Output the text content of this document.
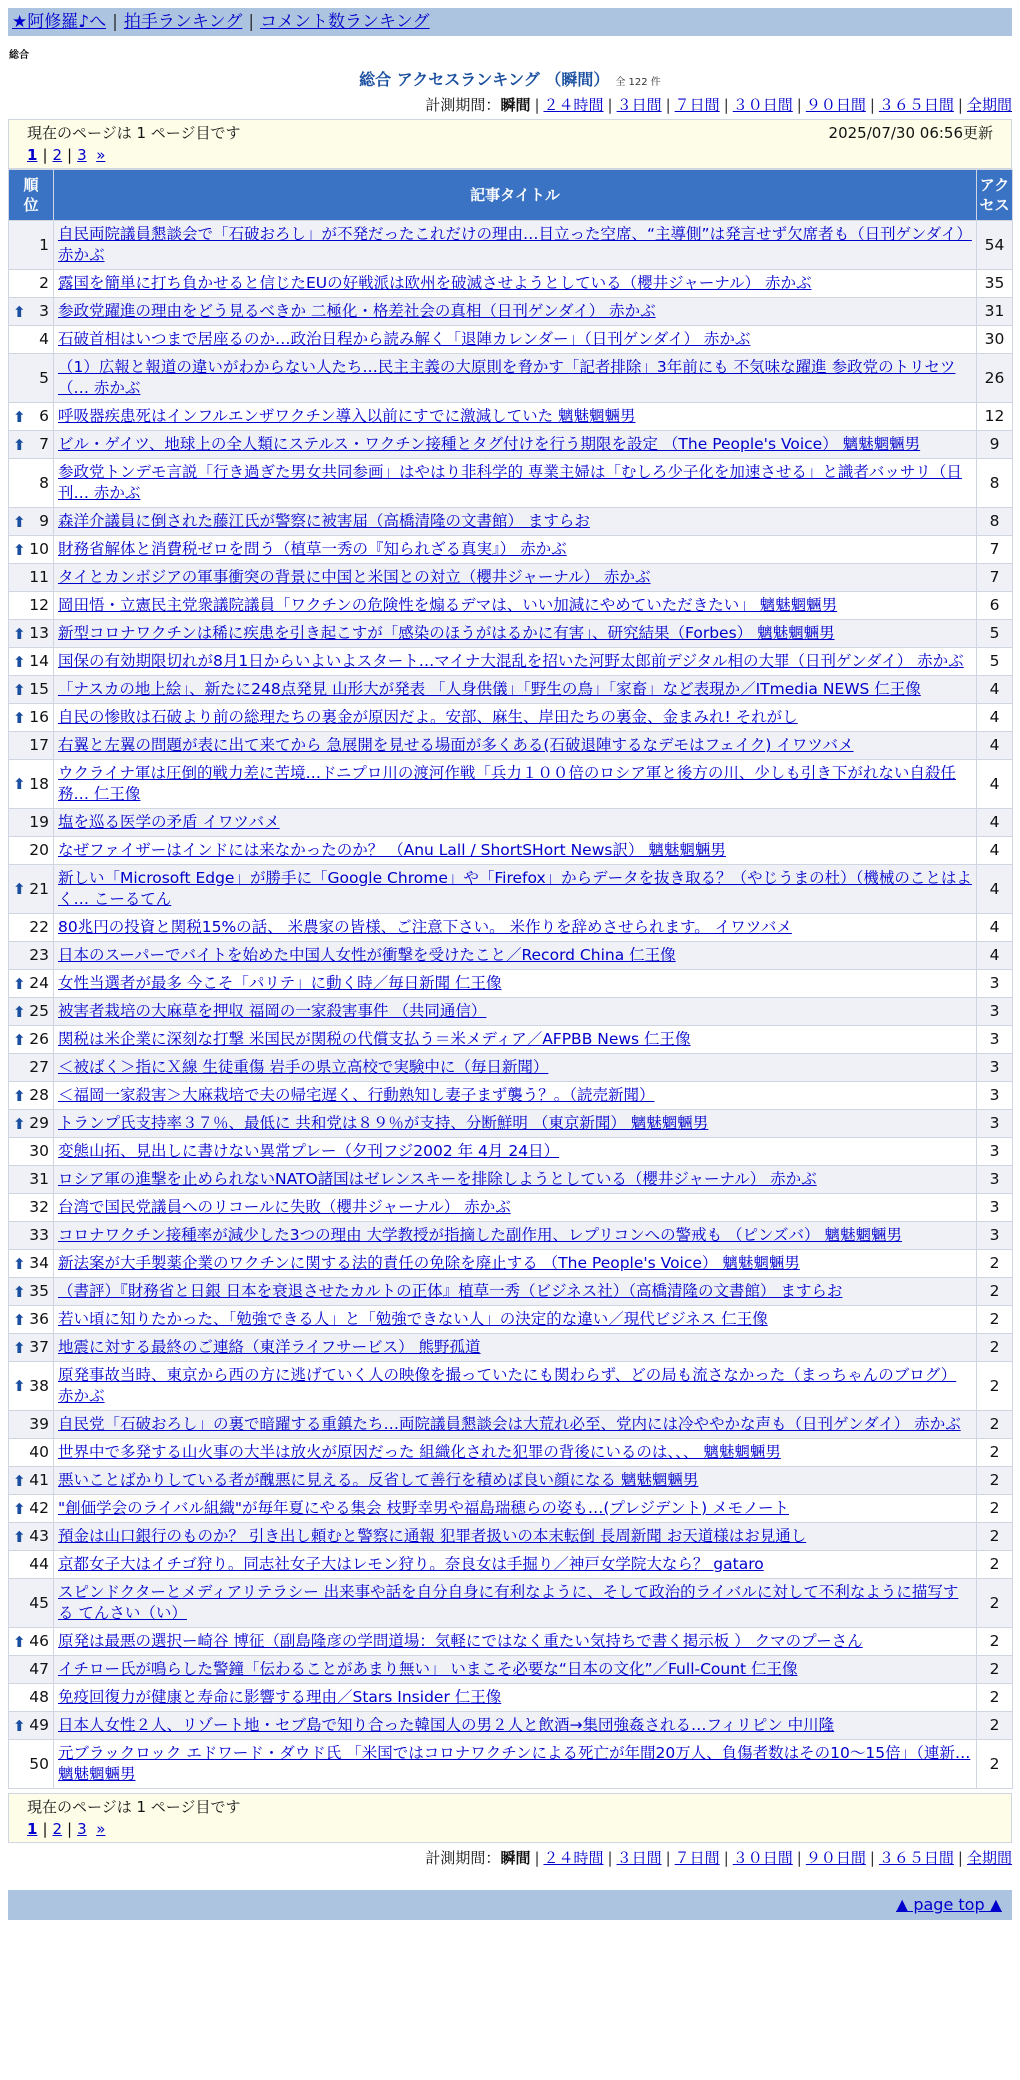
★阿修羅♪へ | 拍手ランキング | コメント数ランキング
総合
総合 アクセスランキング （瞬間） 全 122 件
計測期間：瞬間 | ２４時間 | ３日間 | ７日間 | ３０日間 | ９０日間 | ３６５日間 | 全期間
現在のページは 1 ページ目です	2025/07/30 06:56更新
1 | 2 | 3 »
順位	記事タイトル	アクセス
1	自民両院議員懇談会で「石破おろし」が不発だったこれだけの理由…目立った空席、“主導側”は発言せず欠席者も（日刊ゲンダイ） 赤かぶ	54
2	露国を簡単に打ち負かせると信じたEUの好戦派は欧州を破滅させようとしている（櫻井ジャーナル） 赤かぶ	35

⬆ 3	参政党躍進の理由をどう見るべきか 二極化・格差社会の真相（日刊ゲンダイ） 赤かぶ	31
4	石破首相はいつまで居座るのか…政治日程から読み解く「退陣カレンダー」（日刊ゲンダイ） 赤かぶ	30
5	（1）広報と報道の違いがわからない人たち…民主主義の大原則を脅かす「記者排除」3年前にも 不気味な躍進 参政党のトリセツ（… 赤かぶ	26

⬆ 6	呼吸器疾患死はインフルエンザワクチン導入以前にすでに激減していた 魑魅魍魎男	12

⬆ 7	ビル・ゲイツ、地球上の全人類にステルス・ワクチン接種とタグ付けを行う期限を設定 （The People's Voice） 魑魅魍魎男	9
8	参政党トンデモ言説「行き過ぎた男女共同参画」はやはり非科学的 専業主婦は「むしろ少子化を加速させる」と識者バッサリ（日刊… 赤かぶ	8

⬆ 9	森洋介議員に倒された藤江氏が警察に被害届（高橋清隆の文書館） ますらお	8

⬆ 10	財務省解体と消費税ゼロを問う（植草一秀の『知られざる真実』） 赤かぶ	7
11	タイとカンボジアの軍事衝突の背景に中国と米国との対立（櫻井ジャーナル） 赤かぶ	7
12	岡田悟・立憲民主党衆議院議員「ワクチンの危険性を煽るデマは、いい加減にやめていただきたい」 魑魅魍魎男	6

⬆ 13	新型コロナワクチンは稀に疾患を引き起こすが「感染のほうがはるかに有害」、研究結果（Forbes） 魑魅魍魎男	5

⬆ 14	国保の有効期限切れが8月1日からいよいよスタート…マイナ大混乱を招いた河野太郎前デジタル相の大罪（日刊ゲンダイ） 赤かぶ	5

⬆ 15	「ナスカの地上絵」、新たに248点発見 山形大が発表 「人身供儀」「野生の鳥」「家畜」など表現か／ITmedia NEWS 仁王像	4

⬆ 16	自民の惨敗は石破より前の総理たちの裏金が原因だよ。安部、麻生、岸田たちの裏金、金まみれ! それがし	4
17	右翼と左翼の問題が表に出て来てから 急展開を見せる場面が多くある(石破退陣するなデモはフェイク) イワツバメ	4

⬆ 18	ウクライナ軍は圧倒的戦力差に苦境…ドニプロ川の渡河作戦「兵力１００倍のロシア軍と後方の川、少しも引き下がれない自殺任務… 仁王像	4
19	塩を巡る医学の矛盾 イワツバメ	4
20	なぜファイザーはインドには来なかったのか？ （Anu Lall / ShortSHort News訳） 魑魅魍魎男	4

⬆ 21	新しい「Microsoft Edge」が勝手に「Google Chrome」や「Firefox」からデータを抜き取る？（やじうまの杜）（機械のことはよく… こーるてん	4
22	80兆円の投資と関税15%の話、 米農家の皆様、ご注意下さい。 米作りを辞めさせられます。 イワツバメ	4
23	日本のスーパーでバイトを始めた中国人女性が衝撃を受けたこと／Record China 仁王像	4

⬆ 24	女性当選者が最多 今こそ「パリテ」に動く時／毎日新聞 仁王像	3

⬆ 25	被害者栽培の大麻草を押収 福岡の一家殺害事件 （共同通信）	3

⬆ 26	関税は米企業に深刻な打撃 米国民が関税の代償支払う＝米メディア／AFPBB News 仁王像	3
27	＜被ばく＞指にＸ線 生徒重傷 岩手の県立高校で実験中に（毎日新聞）	3

⬆ 28	＜福岡一家殺害＞大麻栽培で夫の帰宅遅く、行動熟知し妻子まず襲う？。（読売新聞）	3

⬆ 29	トランプ氏支持率３７％、最低に 共和党は８９％が支持、分断鮮明 （東京新聞） 魑魅魍魎男	3
30	変態山拓、見出しに書けない異常プレー（夕刊フジ2002 年 4月 24日）	3
31	ロシア軍の進撃を止められないNATO諸国はゼレンスキーを排除しようとしている（櫻井ジャーナル） 赤かぶ	3
32	台湾で国民党議員へのリコールに失敗（櫻井ジャーナル） 赤かぶ	3
33	コロナワクチン接種率が減少した3つの理由 大学教授が指摘した副作用、レプリコンへの警戒も （ピンズバ） 魑魅魍魎男	3

⬆ 34	新法案が大手製薬企業のワクチンに関する法的責任の免除を廃止する （The People's Voice） 魑魅魍魎男	2

⬆ 35	（書評）『財務省と日銀 日本を衰退させたカルトの正体』植草一秀（ビジネス社）（高橋清隆の文書館） ますらお	2

⬆ 36	若い頃に知りたかった、「勉強できる人」と「勉強できない人」の決定的な違い／現代ビジネス 仁王像	2

⬆ 37	地震に対する最終のご連絡（東洋ライフサービス） 熊野孤道	2

⬆ 38	原発事故当時、東京から西の方に逃げていく人の映像を撮っていたにも関わらず、どの局も流さなかった（まっちゃんのブログ） 赤かぶ	2
39	自民党「石破おろし」の裏で暗躍する重鎮たち…両院議員懇談会は大荒れ必至、党内には冷ややかな声も（日刊ゲンダイ） 赤かぶ	2
40	世界中で多発する山火事の大半は放火が原因だった 組織化された犯罪の背後にいるのは、、、 魑魅魍魎男	2

⬆ 41	悪いことばかりしている者が醜悪に見える。反省して善行を積めば良い顔になる 魑魅魍魎男	2

⬆ 42	"創価学会のライバル組織"が毎年夏にやる集会 枝野幸男や福島瑞穂らの姿も…(プレジデント) メモノート	2

⬆ 43	預金は山口銀行のものか？ 引き出し頼むと警察に通報 犯罪者扱いの本末転倒 長周新聞 お天道様はお見通し	2
44	京都女子大はイチゴ狩り。同志社女子大はレモン狩り。奈良女は手掘り／神戸女学院大なら？ gataro	2
45	スピンドクターとメディアリテラシー 出来事や話を自分自身に有利なように、そして政治的ライバルに対して不利なように描写する てんさい（い）	2

⬆ 46	原発は最悪の選択ー崎谷 博征（副島隆彦の学問道場：気軽にではなく重たい気持ちで書く掲示板 ） クマのプーさん	2
47	イチロー氏が鳴らした警鐘「伝わることがあまり無い」 いまこそ必要な“日本の文化”／Full-Count 仁王像	2
48	免疫回復力が健康と寿命に影響する理由／Stars Insider 仁王像	2

⬆ 49	日本人女性２人、リゾート地・セブ島で知り合った韓国人の男２人と飲酒→集団強姦される…フィリピン 中川隆	2
50	元ブラックロック エドワード・ダウド氏 「米国ではコロナワクチンによる死亡が年間20万人、負傷者数はその10〜15倍」（連新… 魑魅魍魎男	2
現在のページは 1 ページ目です
1 | 2 | 3 »
計測期間：瞬間 | ２４時間 | ３日間 | ７日間 | ３０日間 | ９０日間 | ３６５日間 | 全期間
▲ page top ▲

━━━━

• [EXERCISE PROMPT]: In the material above, find each line that contains the word "高橋清隆の文書館", and select it.

• [EXERCISE ANSWER]:
⬆ 9	森洋介議員に倒された藤江氏が警察に被害届（高橋清隆の文書館） ますらお	8
⬆ 35	（書評）『財務省と日銀 日本を衰退させたカルトの正体』植草一秀（ビジネス社）（高橋清隆の文書館） ますらお	2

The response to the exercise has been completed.